WHAT IS EXPECTED.
Output every line of the material as a Markdown table with the columns "Number" and "Record line," skipping blank lines. Leave the pictures out of the answer.

Spatial layout data:
•••

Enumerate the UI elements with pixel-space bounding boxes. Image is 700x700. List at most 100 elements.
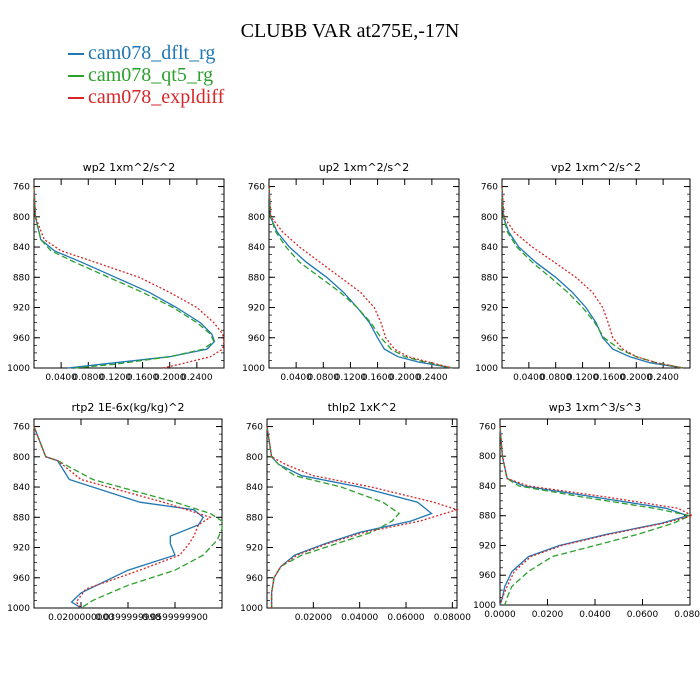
y-tick-label: 960: [248, 334, 265, 344]
y-tick-label: 880: [13, 273, 30, 283]
panel-title: rtp2 1E-6x(kg/kg)^2: [72, 401, 185, 414]
y-tick-label: 760: [13, 183, 30, 193]
x-tick-label: 0.2000: [154, 373, 186, 383]
plot-frame: [499, 418, 691, 606]
panel-title: wp3 1xm^3/s^3: [549, 401, 642, 414]
legend-label-2: cam078_expldiff: [88, 86, 225, 108]
plot-frame: [33, 178, 225, 369]
y-tick-label: 760: [246, 423, 263, 433]
x-tick-label: 0.0800: [674, 610, 700, 620]
y-tick-label: 960: [13, 574, 30, 584]
x-tick-label: 0.0800: [540, 373, 572, 383]
x-tick-label: 0.1600: [362, 373, 394, 383]
series-line-cam078_expldiff: [501, 186, 684, 369]
y-tick-label: 1000: [475, 364, 498, 374]
y-tick-label: 800: [246, 453, 263, 463]
x-tick-label: 0.2400: [647, 373, 679, 383]
chart-panel-5: wp3 1xm^3/s^3 760 800 840 880 920 960 10000.000…: [473, 401, 700, 620]
legend: cam078_dflt_rg cam078_qt5_rg cam078_expl…: [68, 42, 224, 108]
chart-panel-0: wp2 1xm^2/s^2 760 800 840 880 920 960 1000 0.040…: [7, 161, 225, 383]
y-tick-label: 1000: [242, 364, 265, 374]
y-tick-label: 760: [479, 422, 496, 432]
y-tick-label: 920: [248, 304, 265, 314]
x-tick-label: 0.2400: [181, 373, 213, 383]
panel-title: up2 1xm^2/s^2: [319, 161, 410, 174]
y-tick-label: 920: [13, 304, 30, 314]
series-line-cam078_dflt_rg: [268, 186, 453, 369]
x-tick-label: 0.0400: [513, 373, 545, 383]
y-tick-label: 800: [13, 213, 30, 223]
legend-item: cam078_expldiff: [68, 86, 224, 108]
y-tick-label: 840: [481, 243, 498, 253]
plot-frame: [266, 418, 458, 609]
x-tick-label: 0.2000: [389, 373, 421, 383]
y-tick-label: 960: [246, 574, 263, 584]
series-line-cam078_qt5_rg: [499, 426, 693, 606]
x-tick-label: 0.0400: [45, 373, 77, 383]
y-tick-label: 920: [479, 541, 496, 551]
y-tick-label: 800: [13, 453, 30, 463]
legend-swatch-2: [68, 97, 84, 100]
y-tick-label: 1000: [7, 364, 30, 374]
y-tick-label: 840: [479, 482, 496, 492]
y-tick-label: 840: [13, 483, 30, 493]
y-tick-label: 1000: [7, 604, 30, 614]
y-tick-label: 960: [481, 334, 498, 344]
y-tick-label: 920: [481, 304, 498, 314]
legend-swatch-0: [68, 53, 84, 56]
y-tick-label: 880: [248, 273, 265, 283]
panel-title: thlp2 1xK^2: [328, 401, 397, 414]
panel-title: wp2 1xm^2/s^2: [83, 161, 176, 174]
legend-label-0: cam078_dflt_rg: [88, 42, 216, 64]
x-tick-label: 0.0000: [484, 610, 516, 620]
x-tick-label: 0.1200: [335, 373, 367, 383]
y-tick-label: 840: [13, 243, 30, 253]
series-line-cam078_qt5_rg: [33, 186, 215, 369]
x-tick-label: 0.1200: [100, 373, 132, 383]
x-tick-label: 0.06000: [387, 613, 424, 623]
series-line-cam078_qt5_rg: [501, 186, 684, 369]
y-tick-label: 880: [246, 513, 263, 523]
series-line-cam078_dflt_rg: [501, 186, 684, 369]
legend-item: cam078_qt5_rg: [68, 64, 224, 86]
x-tick-label: 0.08000: [434, 613, 471, 623]
plot-frame: [501, 178, 691, 369]
x-tick-label: 0.0400: [280, 373, 312, 383]
x-tick-label: 0.0599999900: [142, 613, 208, 623]
y-tick-label: 1000: [473, 601, 496, 611]
x-tick-label: 0.2000: [621, 373, 653, 383]
x-tick-label: 0.0400: [579, 610, 611, 620]
y-tick-label: 1000: [240, 604, 263, 614]
x-tick-label: 0.02000: [295, 613, 332, 623]
x-tick-label: 0.04000: [341, 613, 378, 623]
x-tick-label: 0.0600: [627, 610, 659, 620]
x-tick-label: 0.0399999998: [95, 613, 161, 623]
y-tick-label: 800: [479, 452, 496, 462]
series-line-cam078_qt5_rg: [33, 426, 223, 609]
y-tick-label: 800: [481, 213, 498, 223]
series-line-cam078_expldiff: [268, 186, 453, 369]
x-tick-label: 0.1600: [127, 373, 159, 383]
y-tick-label: 800: [248, 213, 265, 223]
y-tick-label: 880: [13, 513, 30, 523]
series-line-cam078_qt5_rg: [266, 426, 401, 608]
plot-frame: [268, 178, 460, 369]
x-tick-label: 0.2400: [416, 373, 448, 383]
x-tick-label: 0.1200: [567, 373, 599, 383]
y-tick-label: 960: [13, 334, 30, 344]
y-tick-label: 920: [246, 544, 263, 554]
x-tick-label: 0.0200: [532, 610, 564, 620]
y-tick-label: 960: [479, 571, 496, 581]
y-tick-label: 840: [248, 243, 265, 253]
chart-panel-2: vp2 1xm^2/s^2 760 800 840 880 920 960 1000 0.040…: [475, 161, 691, 383]
series-line-cam078_expldiff: [499, 426, 695, 606]
panel-title: vp2 1xm^2/s^2: [551, 161, 641, 174]
series-line-cam078_dflt_rg: [266, 426, 433, 608]
y-tick-label: 760: [13, 423, 30, 433]
series-line-cam078_qt5_rg: [268, 186, 453, 369]
y-tick-label: 880: [479, 512, 496, 522]
legend-label-1: cam078_qt5_rg: [88, 64, 214, 86]
plot-frame: [33, 418, 223, 609]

•••

THE RESPONSE.
| Number | Record line |
|---|---|
| 1 | Enumerate the UI elements with pixel-space bounding boxes. Image is 700x700. List at most 100 elements. |
| 2 | y-tick-label: 960: [248, 334, 265, 344] |
| 3 | y-tick-label: 880: [13, 273, 30, 283] |
| 4 | panel-title: rtp2 1E-6x(kg/kg)^2: [72, 401, 185, 414] |
| 5 | y-tick-label: 760: [13, 183, 30, 193] |
| 6 | x-tick-label: 0.2000: [154, 373, 186, 383] |
| 7 | plot-frame: [499, 418, 691, 606] |
| 8 | panel-title: wp3 1xm^3/s^3: [549, 401, 642, 414] |
| 9 | legend-label-2: cam078_expldiff: [88, 86, 225, 108] |
| 10 | plot-frame: [33, 178, 225, 369] |
| 11 | y-tick-label: 760: [246, 423, 263, 433] |
| 12 | x-tick-label: 0.0800: [674, 610, 700, 620] |
| 13 | y-tick-label: 960: [13, 574, 30, 584] |
| 14 | x-tick-label: 0.0800: [540, 373, 572, 383] |
| 15 | x-tick-label: 0.1600: [362, 373, 394, 383] |
| 16 | series-line-cam078_expldiff: [501, 186, 684, 369] |
| 17 | y-tick-label: 1000: [475, 364, 498, 374] |
| 18 | y-tick-label: 800: [246, 453, 263, 463] |
| 19 | x-tick-label: 0.2400: [647, 373, 679, 383] |
| 20 | chart-panel-5: wp3 1xm^3/s^3 760 800 840 880 920 960 10000.000…: [473, 401, 700, 620] |
| 21 | legend: cam078_dflt_rg cam078_qt5_rg cam078_expl…: [68, 42, 224, 108] |
| 22 | chart-panel-0: wp2 1xm^2/s^2 760 800 840 880 920 960 1000 0.040…: [7, 161, 225, 383] |
| 23 | y-tick-label: 1000: [242, 364, 265, 374] |
| 24 | y-tick-label: 760: [479, 422, 496, 432] |
| 25 | y-tick-label: 920: [248, 304, 265, 314] |
| 26 | x-tick-label: 0.2400: [181, 373, 213, 383] |
| 27 | panel-title: up2 1xm^2/s^2: [319, 161, 410, 174] |
| 28 | y-tick-label: 920: [13, 304, 30, 314] |
| 29 | series-line-cam078_dflt_rg: [268, 186, 453, 369] |
| 30 | x-tick-label: 0.0400: [513, 373, 545, 383] |
| 31 | y-tick-label: 800: [13, 213, 30, 223] |
| 32 | legend-item: cam078_expldiff: [68, 86, 224, 108] |
| 33 | y-tick-label: 840: [481, 243, 498, 253] |
| 34 | plot-frame: [266, 418, 458, 609] |
| 35 | x-tick-label: 0.2000: [389, 373, 421, 383] |
| 36 | y-tick-label: 960: [246, 574, 263, 584] |
| 37 | series-line-cam078_qt5_rg: [499, 426, 693, 606] |
| 38 | x-tick-label: 0.0400: [45, 373, 77, 383] |
| 39 | y-tick-label: 920: [479, 541, 496, 551] |
| 40 | y-tick-label: 800: [13, 453, 30, 463] |
| 41 | legend-swatch-2: [68, 97, 84, 100] |
| 42 | y-tick-label: 1000: [7, 364, 30, 374] |
| 43 | y-tick-label: 840: [479, 482, 496, 492] |
| 44 | y-tick-label: 840: [13, 483, 30, 493] |
| 45 | y-tick-label: 1000: [7, 604, 30, 614] |
| 46 | y-tick-label: 960: [481, 334, 498, 344] |
| 47 | y-tick-label: 920: [481, 304, 498, 314] |
| 48 | legend-swatch-0: [68, 53, 84, 56] |
| 49 | y-tick-label: 880: [248, 273, 265, 283] |
| 50 | panel-title: thlp2 1xK^2: [328, 401, 397, 414] |
| 51 | panel-title: wp2 1xm^2/s^2: [83, 161, 176, 174] |
| 52 | legend-label-0: cam078_dflt_rg: [88, 42, 216, 64] |
| 53 | x-tick-label: 0.0000: [484, 610, 516, 620] |
| 54 | x-tick-label: 0.1200: [335, 373, 367, 383] |
| 55 | y-tick-label: 840: [13, 243, 30, 253] |
| 56 | series-line-cam078_qt5_rg: [33, 186, 215, 369] |
| 57 | x-tick-label: 0.1200: [100, 373, 132, 383] |
| 58 | x-tick-label: 0.06000: [387, 613, 424, 623] |
| 59 | series-line-cam078_qt5_rg: [501, 186, 684, 369] |
| 60 | y-tick-label: 880: [246, 513, 263, 523] |
| 61 | series-line-cam078_dflt_rg: [501, 186, 684, 369] |
| 62 | legend-item: cam078_qt5_rg: [68, 64, 224, 86] |
| 63 | x-tick-label: 0.08000: [434, 613, 471, 623] |
| 64 | plot-frame: [501, 178, 691, 369] |
| 65 | x-tick-label: 0.0400: [280, 373, 312, 383] |
| 66 | x-tick-label: 0.0599999900: [142, 613, 208, 623] |
| 67 | y-tick-label: 1000: [473, 601, 496, 611] |
| 68 | x-tick-label: 0.2000: [621, 373, 653, 383] |
| 69 | x-tick-label: 0.0400: [579, 610, 611, 620] |
| 70 | y-tick-label: 1000: [240, 604, 263, 614] |
| 71 | x-tick-label: 0.02000: [295, 613, 332, 623] |
| 72 | x-tick-label: 0.04000: [341, 613, 378, 623] |
| 73 | x-tick-label: 0.0600: [627, 610, 659, 620] |
| 74 | x-tick-label: 0.0399999998: [95, 613, 161, 623] |
| 75 | y-tick-label: 800: [479, 452, 496, 462] |
| 76 | series-line-cam078_qt5_rg: [33, 426, 223, 609] |
| 77 | y-tick-label: 800: [481, 213, 498, 223] |
| 78 | series-line-cam078_expldiff: [268, 186, 453, 369] |
| 79 | x-tick-label: 0.1600: [127, 373, 159, 383] |
| 80 | y-tick-label: 800: [248, 213, 265, 223] |
| 81 | y-tick-label: 880: [13, 513, 30, 523] |
| 82 | series-line-cam078_qt5_rg: [266, 426, 401, 608] |
| 83 | plot-frame: [268, 178, 460, 369] |
| 84 | x-tick-label: 0.2400: [416, 373, 448, 383] |
| 85 | x-tick-label: 0.1200: [567, 373, 599, 383] |
| 86 | y-tick-label: 960: [13, 334, 30, 344] |
| 87 | y-tick-label: 920: [246, 544, 263, 554] |
| 88 | x-tick-label: 0.0200: [532, 610, 564, 620] |
| 89 | y-tick-label: 960: [479, 571, 496, 581] |
| 90 | y-tick-label: 840: [248, 243, 265, 253] |
| 91 | chart-panel-2: vp2 1xm^2/s^2 760 800 840 880 920 960 1000 0.040…: [475, 161, 691, 383] |
| 92 | series-line-cam078_expldiff: [499, 426, 695, 606] |
| 93 | panel-title: vp2 1xm^2/s^2: [551, 161, 641, 174] |
| 94 | series-line-cam078_dflt_rg: [266, 426, 433, 608] |
| 95 | y-tick-label: 760: [13, 423, 30, 433] |
| 96 | series-line-cam078_qt5_rg: [268, 186, 453, 369] |
| 97 | y-tick-label: 880: [479, 512, 496, 522] |
| 98 | legend-label-1: cam078_qt5_rg: [88, 64, 214, 86] |
| 99 | plot-frame: [33, 418, 223, 609] |